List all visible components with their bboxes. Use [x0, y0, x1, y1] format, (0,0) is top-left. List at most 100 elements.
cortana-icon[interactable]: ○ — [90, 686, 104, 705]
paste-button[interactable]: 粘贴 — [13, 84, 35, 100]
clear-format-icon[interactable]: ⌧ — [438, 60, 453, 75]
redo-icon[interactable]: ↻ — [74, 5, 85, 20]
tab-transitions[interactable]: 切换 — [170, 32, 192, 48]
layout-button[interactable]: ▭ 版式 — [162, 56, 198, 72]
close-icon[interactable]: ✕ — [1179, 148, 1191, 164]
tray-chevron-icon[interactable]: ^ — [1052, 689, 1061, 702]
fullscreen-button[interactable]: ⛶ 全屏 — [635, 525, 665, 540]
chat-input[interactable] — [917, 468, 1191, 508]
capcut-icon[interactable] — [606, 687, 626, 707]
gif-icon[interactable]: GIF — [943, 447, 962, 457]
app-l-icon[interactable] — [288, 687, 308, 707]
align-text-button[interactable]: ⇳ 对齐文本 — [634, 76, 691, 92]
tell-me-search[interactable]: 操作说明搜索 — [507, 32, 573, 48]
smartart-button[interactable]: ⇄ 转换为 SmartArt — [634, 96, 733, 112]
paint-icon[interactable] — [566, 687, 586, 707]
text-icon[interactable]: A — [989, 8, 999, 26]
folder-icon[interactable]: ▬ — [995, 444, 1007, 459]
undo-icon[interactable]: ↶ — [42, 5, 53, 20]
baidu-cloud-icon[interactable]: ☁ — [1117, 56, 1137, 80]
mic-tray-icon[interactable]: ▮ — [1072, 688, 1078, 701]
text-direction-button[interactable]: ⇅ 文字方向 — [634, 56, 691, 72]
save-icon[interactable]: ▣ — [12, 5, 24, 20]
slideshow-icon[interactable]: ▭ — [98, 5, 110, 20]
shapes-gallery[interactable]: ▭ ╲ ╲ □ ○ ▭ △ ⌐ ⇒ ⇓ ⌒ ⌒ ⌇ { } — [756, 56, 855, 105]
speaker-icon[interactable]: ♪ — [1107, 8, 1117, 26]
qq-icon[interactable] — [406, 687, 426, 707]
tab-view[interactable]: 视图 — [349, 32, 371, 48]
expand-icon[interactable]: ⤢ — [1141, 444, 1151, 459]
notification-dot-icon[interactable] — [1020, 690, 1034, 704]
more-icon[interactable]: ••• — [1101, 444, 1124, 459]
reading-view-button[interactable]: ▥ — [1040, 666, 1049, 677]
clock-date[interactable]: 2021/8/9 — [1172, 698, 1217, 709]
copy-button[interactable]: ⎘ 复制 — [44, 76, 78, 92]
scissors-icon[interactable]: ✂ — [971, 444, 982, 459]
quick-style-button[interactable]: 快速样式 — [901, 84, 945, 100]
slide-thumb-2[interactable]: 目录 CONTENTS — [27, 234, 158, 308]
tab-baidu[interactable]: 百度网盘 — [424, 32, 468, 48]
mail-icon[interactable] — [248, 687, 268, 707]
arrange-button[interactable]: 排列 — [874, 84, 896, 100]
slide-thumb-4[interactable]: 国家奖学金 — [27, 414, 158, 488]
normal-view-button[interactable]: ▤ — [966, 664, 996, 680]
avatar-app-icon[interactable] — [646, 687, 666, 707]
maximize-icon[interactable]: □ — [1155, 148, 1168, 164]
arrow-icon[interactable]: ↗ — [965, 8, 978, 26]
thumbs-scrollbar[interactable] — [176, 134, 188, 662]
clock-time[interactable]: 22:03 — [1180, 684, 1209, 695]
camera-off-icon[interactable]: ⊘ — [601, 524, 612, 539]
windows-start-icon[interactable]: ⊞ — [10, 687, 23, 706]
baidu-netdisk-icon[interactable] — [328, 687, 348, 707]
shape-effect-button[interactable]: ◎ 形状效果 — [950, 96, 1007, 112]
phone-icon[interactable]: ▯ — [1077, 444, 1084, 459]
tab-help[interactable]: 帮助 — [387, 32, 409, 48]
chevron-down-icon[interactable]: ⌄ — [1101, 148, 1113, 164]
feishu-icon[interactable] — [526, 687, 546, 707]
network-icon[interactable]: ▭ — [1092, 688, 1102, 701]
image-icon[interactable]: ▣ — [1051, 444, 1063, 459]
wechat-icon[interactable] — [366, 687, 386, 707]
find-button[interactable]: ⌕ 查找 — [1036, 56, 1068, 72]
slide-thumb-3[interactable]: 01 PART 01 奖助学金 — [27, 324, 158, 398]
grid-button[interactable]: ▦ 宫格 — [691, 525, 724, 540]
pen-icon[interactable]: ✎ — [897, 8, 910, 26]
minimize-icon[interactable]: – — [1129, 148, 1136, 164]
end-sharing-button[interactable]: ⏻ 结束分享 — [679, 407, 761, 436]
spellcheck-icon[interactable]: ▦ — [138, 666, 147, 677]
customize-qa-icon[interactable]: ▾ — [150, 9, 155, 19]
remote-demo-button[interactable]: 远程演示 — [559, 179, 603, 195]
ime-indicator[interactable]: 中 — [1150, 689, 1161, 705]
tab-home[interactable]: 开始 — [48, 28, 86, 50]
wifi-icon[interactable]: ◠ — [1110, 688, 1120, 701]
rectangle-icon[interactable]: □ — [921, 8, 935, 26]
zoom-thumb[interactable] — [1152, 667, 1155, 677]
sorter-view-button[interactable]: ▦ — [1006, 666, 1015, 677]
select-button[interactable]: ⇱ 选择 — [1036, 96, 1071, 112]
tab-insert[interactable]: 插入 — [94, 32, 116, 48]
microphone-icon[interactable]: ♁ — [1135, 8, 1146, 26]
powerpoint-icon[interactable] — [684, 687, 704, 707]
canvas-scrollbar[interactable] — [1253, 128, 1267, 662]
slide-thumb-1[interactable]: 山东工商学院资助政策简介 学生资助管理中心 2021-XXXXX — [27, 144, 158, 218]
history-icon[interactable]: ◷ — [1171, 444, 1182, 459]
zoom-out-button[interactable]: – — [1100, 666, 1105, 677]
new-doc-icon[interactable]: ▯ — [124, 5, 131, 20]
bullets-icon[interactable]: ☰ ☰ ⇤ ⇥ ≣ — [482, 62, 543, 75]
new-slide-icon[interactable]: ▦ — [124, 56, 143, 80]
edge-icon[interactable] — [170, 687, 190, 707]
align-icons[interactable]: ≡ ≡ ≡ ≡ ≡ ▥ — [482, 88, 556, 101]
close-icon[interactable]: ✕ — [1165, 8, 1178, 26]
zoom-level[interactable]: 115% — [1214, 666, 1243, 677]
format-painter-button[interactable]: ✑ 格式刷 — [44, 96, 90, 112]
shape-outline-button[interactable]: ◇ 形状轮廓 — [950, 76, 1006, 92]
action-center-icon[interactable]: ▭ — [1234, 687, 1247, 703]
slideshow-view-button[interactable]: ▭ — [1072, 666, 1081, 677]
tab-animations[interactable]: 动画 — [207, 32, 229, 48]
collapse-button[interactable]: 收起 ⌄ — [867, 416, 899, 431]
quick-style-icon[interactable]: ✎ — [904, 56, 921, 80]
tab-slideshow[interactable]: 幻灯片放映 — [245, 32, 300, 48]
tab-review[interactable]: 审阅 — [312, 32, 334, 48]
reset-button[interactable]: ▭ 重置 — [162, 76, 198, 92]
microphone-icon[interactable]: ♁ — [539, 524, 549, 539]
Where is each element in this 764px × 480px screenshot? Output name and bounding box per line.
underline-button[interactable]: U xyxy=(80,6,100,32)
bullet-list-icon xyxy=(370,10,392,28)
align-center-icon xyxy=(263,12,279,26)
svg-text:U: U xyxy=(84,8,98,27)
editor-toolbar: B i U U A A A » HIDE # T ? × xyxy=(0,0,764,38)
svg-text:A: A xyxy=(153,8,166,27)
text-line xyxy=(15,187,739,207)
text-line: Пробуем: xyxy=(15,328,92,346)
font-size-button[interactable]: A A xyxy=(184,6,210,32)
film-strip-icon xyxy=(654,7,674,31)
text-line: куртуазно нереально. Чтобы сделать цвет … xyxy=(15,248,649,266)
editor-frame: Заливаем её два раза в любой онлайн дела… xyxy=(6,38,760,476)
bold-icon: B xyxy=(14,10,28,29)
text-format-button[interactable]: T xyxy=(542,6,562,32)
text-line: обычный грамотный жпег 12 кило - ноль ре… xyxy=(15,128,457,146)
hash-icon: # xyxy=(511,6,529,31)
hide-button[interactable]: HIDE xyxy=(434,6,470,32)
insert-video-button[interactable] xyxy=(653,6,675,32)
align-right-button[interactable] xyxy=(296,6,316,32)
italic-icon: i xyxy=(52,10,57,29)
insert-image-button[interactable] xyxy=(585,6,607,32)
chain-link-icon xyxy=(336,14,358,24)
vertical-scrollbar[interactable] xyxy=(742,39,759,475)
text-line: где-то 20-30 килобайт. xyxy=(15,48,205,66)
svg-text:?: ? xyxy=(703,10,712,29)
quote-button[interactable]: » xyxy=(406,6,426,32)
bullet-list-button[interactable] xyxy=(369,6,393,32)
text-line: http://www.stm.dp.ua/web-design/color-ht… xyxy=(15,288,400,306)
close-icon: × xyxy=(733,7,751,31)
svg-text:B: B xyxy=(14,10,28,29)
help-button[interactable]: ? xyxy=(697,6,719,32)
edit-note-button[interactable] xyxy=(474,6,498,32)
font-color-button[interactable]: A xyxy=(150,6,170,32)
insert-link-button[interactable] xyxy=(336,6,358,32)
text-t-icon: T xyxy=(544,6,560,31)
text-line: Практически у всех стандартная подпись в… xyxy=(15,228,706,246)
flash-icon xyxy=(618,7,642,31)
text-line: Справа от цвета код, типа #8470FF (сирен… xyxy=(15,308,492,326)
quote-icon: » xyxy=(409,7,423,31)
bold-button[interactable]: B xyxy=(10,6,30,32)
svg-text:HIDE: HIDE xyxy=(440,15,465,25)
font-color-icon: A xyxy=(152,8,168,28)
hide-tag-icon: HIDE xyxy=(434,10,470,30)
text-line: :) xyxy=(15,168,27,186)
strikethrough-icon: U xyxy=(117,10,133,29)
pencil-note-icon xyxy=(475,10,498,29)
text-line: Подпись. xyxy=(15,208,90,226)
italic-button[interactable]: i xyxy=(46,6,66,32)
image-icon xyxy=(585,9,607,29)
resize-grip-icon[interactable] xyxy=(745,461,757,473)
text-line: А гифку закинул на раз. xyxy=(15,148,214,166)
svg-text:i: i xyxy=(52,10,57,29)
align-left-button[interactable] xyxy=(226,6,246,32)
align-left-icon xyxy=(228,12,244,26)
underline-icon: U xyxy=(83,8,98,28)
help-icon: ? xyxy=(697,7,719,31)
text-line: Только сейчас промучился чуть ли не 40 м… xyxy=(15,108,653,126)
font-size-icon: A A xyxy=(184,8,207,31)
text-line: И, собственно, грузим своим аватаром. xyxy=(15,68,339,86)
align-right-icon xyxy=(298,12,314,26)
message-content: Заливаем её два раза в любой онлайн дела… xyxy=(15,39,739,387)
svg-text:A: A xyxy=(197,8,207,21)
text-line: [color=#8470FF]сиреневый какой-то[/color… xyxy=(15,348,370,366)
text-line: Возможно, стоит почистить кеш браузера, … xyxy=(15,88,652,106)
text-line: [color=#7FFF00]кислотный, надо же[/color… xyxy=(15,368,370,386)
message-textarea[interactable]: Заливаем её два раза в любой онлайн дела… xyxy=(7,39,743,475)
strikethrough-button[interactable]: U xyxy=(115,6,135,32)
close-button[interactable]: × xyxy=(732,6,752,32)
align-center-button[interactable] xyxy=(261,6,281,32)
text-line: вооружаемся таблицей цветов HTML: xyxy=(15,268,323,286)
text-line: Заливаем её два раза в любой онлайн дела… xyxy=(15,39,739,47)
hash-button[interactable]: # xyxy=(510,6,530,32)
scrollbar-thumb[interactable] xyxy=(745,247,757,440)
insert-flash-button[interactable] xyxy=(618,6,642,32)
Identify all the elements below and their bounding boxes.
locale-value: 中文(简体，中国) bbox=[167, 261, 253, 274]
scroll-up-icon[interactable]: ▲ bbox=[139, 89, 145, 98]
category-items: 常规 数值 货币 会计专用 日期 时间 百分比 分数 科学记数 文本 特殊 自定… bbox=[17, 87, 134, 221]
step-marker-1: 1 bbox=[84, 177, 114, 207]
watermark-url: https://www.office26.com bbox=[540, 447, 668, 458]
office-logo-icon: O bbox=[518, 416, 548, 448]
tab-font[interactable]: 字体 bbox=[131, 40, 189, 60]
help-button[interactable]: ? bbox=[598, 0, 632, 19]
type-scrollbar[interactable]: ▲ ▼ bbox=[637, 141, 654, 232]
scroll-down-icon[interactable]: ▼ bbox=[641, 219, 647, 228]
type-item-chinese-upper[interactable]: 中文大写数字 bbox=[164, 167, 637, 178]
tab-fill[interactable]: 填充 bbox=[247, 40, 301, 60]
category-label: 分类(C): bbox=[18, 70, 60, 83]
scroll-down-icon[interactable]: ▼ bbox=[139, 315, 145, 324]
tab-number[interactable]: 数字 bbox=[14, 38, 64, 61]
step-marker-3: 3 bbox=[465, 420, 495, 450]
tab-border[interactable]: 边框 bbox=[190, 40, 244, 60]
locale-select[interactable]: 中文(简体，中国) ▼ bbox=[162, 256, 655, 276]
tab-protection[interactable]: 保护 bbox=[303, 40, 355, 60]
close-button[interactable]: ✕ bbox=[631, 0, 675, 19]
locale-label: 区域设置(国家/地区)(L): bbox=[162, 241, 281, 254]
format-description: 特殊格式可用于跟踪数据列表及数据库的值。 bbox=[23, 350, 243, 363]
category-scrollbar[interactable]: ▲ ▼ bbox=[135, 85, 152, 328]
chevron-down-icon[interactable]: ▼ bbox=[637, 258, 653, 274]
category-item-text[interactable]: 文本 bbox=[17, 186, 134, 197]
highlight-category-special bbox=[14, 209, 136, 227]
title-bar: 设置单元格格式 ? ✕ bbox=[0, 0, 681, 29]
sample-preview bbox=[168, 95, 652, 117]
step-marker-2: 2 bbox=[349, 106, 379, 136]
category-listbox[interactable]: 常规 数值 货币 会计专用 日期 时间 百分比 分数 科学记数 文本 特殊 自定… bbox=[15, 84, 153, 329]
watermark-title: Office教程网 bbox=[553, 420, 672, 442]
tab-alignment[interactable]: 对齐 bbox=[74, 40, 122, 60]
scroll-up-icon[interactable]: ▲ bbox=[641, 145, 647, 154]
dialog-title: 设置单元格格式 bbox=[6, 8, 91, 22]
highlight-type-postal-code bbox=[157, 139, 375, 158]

■ ENUNCIADO ■
Copia sin ningún cambio las líneas del listado desde el principio hasta la que contiene "clear-format-icon[interactable]: ⌧ —", esa incluida.

■ SOLUCIÓN ■
List all visible components with their bboxes. Use [x0, y0, x1, y1] format, (0,0) is top-left. List at most 100 elements.
cortana-icon[interactable]: ○ — [90, 686, 104, 705]
paste-button[interactable]: 粘贴 — [13, 84, 35, 100]
clear-format-icon[interactable]: ⌧ — [438, 60, 453, 75]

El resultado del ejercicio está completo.